**Aim**:
Set down each entry from the block beneath, exactly as written.

(Extracted records)

* * * *

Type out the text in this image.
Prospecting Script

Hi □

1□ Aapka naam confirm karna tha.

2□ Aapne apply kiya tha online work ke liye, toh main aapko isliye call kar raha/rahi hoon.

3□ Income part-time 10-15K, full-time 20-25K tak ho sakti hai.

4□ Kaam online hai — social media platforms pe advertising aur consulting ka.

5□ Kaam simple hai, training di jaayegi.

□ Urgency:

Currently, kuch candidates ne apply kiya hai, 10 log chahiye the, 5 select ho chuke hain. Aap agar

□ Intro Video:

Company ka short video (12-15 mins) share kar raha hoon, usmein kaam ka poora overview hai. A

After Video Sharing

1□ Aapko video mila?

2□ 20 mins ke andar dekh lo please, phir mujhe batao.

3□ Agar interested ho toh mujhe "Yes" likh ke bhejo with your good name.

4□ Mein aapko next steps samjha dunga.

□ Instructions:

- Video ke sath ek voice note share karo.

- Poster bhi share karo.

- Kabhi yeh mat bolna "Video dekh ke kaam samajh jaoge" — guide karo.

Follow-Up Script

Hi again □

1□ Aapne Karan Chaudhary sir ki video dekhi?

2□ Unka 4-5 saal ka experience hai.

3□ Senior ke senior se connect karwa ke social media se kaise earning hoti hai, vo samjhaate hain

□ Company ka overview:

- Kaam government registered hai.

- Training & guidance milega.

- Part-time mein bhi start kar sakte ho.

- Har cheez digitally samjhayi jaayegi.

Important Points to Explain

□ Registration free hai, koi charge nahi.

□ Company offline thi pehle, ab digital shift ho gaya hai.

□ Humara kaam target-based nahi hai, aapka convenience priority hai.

* * * *

**Task answer**:
Type out the text in this image.
Prospecting Script

Hi □

1□ Aapka naam confirm karna tha.

2□ Aapne apply kiya tha online work ke liye, toh main aapko isliye call kar raha/rahi hoon.

3□ Income part-time 10-15K, full-time 20-25K tak ho sakti hai.

4□ Kaam online hai — social media platforms pe advertising aur consulting ka.

5□ Kaam simple hai, training di jaayegi.

□ Urgency:

Currently, kuch candidates ne apply kiya hai, 10 log chahiye the, 5 select ho chuke hain. Aap agar

□ Intro Video:

Company ka short video (12-15 mins) share kar raha hoon, usmein kaam ka poora overview hai. A

After Video Sharing

1□ Aapko video mila?

2□ 20 mins ke andar dekh lo please, phir mujhe batao.

3□ Agar interested ho toh mujhe "Yes" likh ke bhejo with your good name.

4□ Mein aapko next steps samjha dunga.

□ Instructions:

- Video ke sath ek voice note share karo.

- Poster bhi share karo.

- Kabhi yeh mat bolna "Video dekh ke kaam samajh jaoge" — guide karo.

Follow-Up Script

Hi again □

1□ Aapne Karan Chaudhary sir ki video dekhi?

2□ Unka 4-5 saal ka experience hai.

3□ Senior ke senior se connect karwa ke social media se kaise earning hoti hai, vo samjhaate hain

□ Company ka overview:

- Kaam government registered hai.

- Training & guidance milega.

- Part-time mein bhi start kar sakte ho.

- Har cheez digitally samjhayi jaayegi.

Important Points to Explain

□ Registration free hai, koi charge nahi.

□ Company offline thi pehle, ab digital shift ho gaya hai.

□ Humara kaam target-based nahi hai, aapka convenience priority hai.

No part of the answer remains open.